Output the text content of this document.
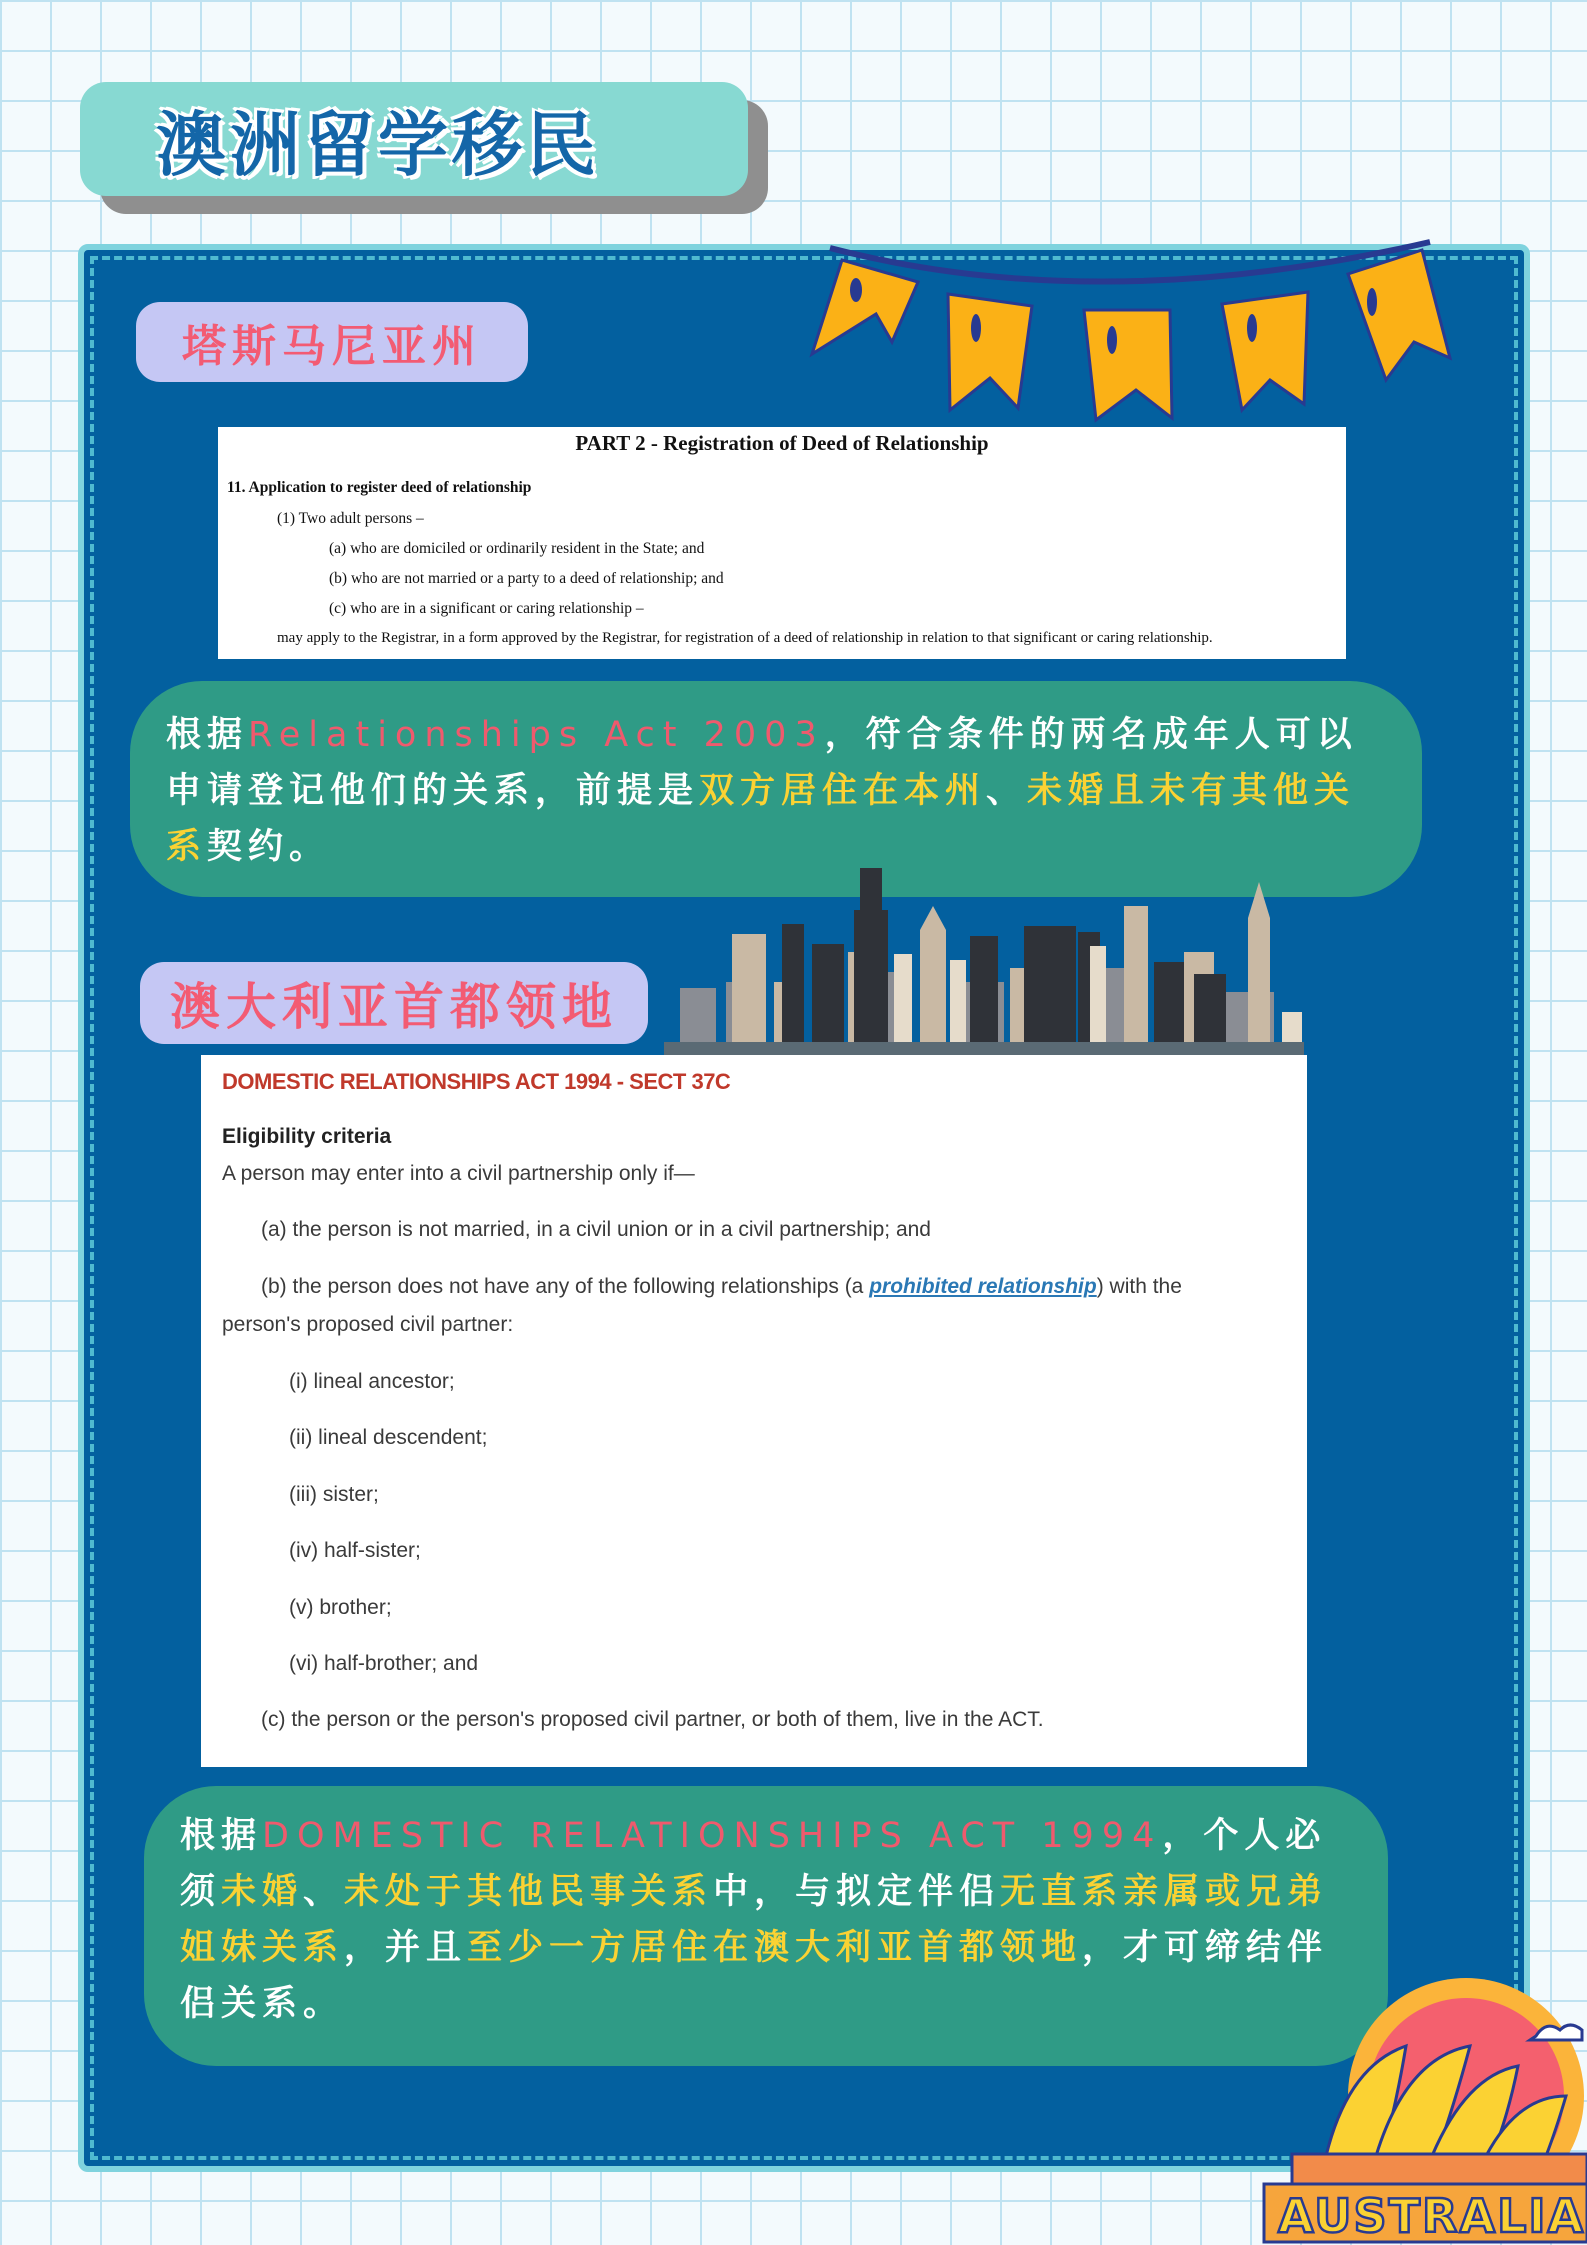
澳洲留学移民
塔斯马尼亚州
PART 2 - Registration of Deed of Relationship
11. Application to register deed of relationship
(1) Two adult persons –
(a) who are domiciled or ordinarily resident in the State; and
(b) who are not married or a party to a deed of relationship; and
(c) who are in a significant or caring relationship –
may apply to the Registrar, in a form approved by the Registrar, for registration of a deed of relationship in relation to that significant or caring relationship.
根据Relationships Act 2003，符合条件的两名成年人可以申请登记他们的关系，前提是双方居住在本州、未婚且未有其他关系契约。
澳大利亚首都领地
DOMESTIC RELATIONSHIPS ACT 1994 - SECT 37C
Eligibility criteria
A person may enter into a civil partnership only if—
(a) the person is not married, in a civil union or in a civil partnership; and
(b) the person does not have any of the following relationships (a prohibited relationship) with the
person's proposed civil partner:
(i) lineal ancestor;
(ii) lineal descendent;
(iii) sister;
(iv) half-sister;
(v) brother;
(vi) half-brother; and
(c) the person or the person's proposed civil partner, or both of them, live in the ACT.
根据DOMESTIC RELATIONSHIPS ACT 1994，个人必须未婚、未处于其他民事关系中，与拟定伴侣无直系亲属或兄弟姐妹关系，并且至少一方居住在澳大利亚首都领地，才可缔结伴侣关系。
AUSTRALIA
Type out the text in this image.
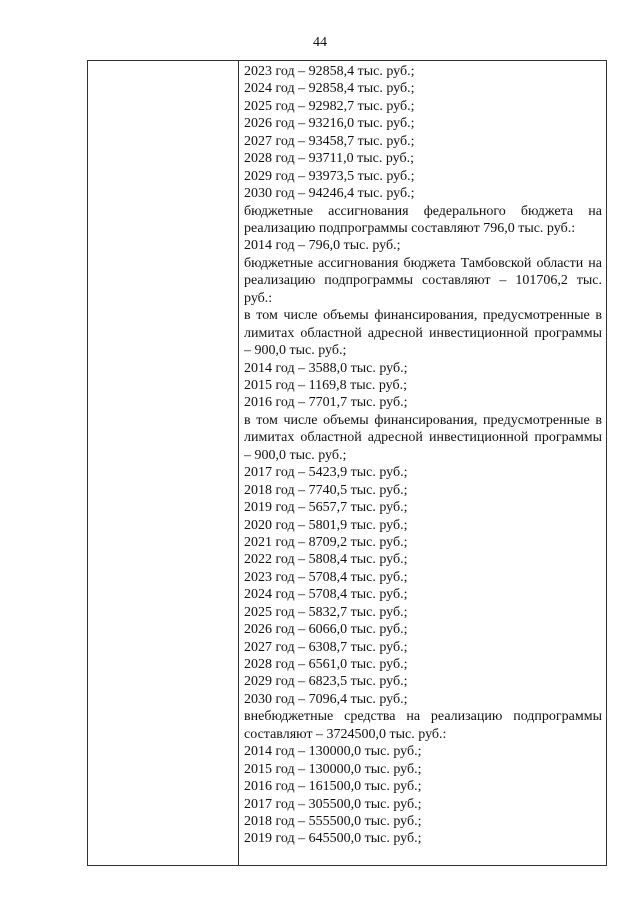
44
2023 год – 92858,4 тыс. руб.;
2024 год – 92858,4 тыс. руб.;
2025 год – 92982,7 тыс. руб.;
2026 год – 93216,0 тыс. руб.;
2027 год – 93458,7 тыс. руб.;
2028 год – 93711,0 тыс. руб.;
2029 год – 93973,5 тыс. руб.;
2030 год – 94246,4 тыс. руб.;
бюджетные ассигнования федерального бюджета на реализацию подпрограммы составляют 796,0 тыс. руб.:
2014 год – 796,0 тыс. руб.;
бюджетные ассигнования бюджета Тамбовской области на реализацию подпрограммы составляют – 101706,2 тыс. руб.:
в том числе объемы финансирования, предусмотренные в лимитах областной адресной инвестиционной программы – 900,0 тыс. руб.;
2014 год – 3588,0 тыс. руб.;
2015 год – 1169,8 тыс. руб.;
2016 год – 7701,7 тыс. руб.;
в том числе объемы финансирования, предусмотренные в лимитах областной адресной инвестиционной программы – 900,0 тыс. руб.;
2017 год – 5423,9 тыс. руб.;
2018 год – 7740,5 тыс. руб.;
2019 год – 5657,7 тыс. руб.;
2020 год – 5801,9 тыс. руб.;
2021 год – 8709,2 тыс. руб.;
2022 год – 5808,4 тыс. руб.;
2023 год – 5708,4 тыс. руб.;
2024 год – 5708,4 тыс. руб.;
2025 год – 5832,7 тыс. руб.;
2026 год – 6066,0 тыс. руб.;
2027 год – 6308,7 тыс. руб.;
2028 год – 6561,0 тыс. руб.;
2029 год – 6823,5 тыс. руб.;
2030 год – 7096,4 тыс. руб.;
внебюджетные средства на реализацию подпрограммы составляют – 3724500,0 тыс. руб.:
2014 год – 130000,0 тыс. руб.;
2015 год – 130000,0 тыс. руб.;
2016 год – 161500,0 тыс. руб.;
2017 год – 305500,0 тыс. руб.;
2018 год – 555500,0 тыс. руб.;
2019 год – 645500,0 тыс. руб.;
□ □ □ □ □
Please copy exactly the lines from the one containing "Type out the text in this image." through the last line of the records above, both included, and leave out any pictures.

Type out the text in this image.
44
2023 год – 92858,4 тыс. руб.;
2024 год – 92858,4 тыс. руб.;
2025 год – 92982,7 тыс. руб.;
2026 год – 93216,0 тыс. руб.;
2027 год – 93458,7 тыс. руб.;
2028 год – 93711,0 тыс. руб.;
2029 год – 93973,5 тыс. руб.;
2030 год – 94246,4 тыс. руб.;
бюджетные ассигнования федерального бюджета на реализацию подпрограммы составляют 796,0 тыс. руб.:
2014 год – 796,0 тыс. руб.;
бюджетные ассигнования бюджета Тамбовской области на реализацию подпрограммы составляют – 101706,2 тыс. руб.:
в том числе объемы финансирования, предусмотренные в лимитах областной адресной инвестиционной программы – 900,0 тыс. руб.;
2014 год – 3588,0 тыс. руб.;
2015 год – 1169,8 тыс. руб.;
2016 год – 7701,7 тыс. руб.;
в том числе объемы финансирования, предусмотренные в лимитах областной адресной инвестиционной программы – 900,0 тыс. руб.;
2017 год – 5423,9 тыс. руб.;
2018 год – 7740,5 тыс. руб.;
2019 год – 5657,7 тыс. руб.;
2020 год – 5801,9 тыс. руб.;
2021 год – 8709,2 тыс. руб.;
2022 год – 5808,4 тыс. руб.;
2023 год – 5708,4 тыс. руб.;
2024 год – 5708,4 тыс. руб.;
2025 год – 5832,7 тыс. руб.;
2026 год – 6066,0 тыс. руб.;
2027 год – 6308,7 тыс. руб.;
2028 год – 6561,0 тыс. руб.;
2029 год – 6823,5 тыс. руб.;
2030 год – 7096,4 тыс. руб.;
внебюджетные средства на реализацию подпрограммы составляют – 3724500,0 тыс. руб.:
2014 год – 130000,0 тыс. руб.;
2015 год – 130000,0 тыс. руб.;
2016 год – 161500,0 тыс. руб.;
2017 год – 305500,0 тыс. руб.;
2018 год – 555500,0 тыс. руб.;
2019 год – 645500,0 тыс. руб.;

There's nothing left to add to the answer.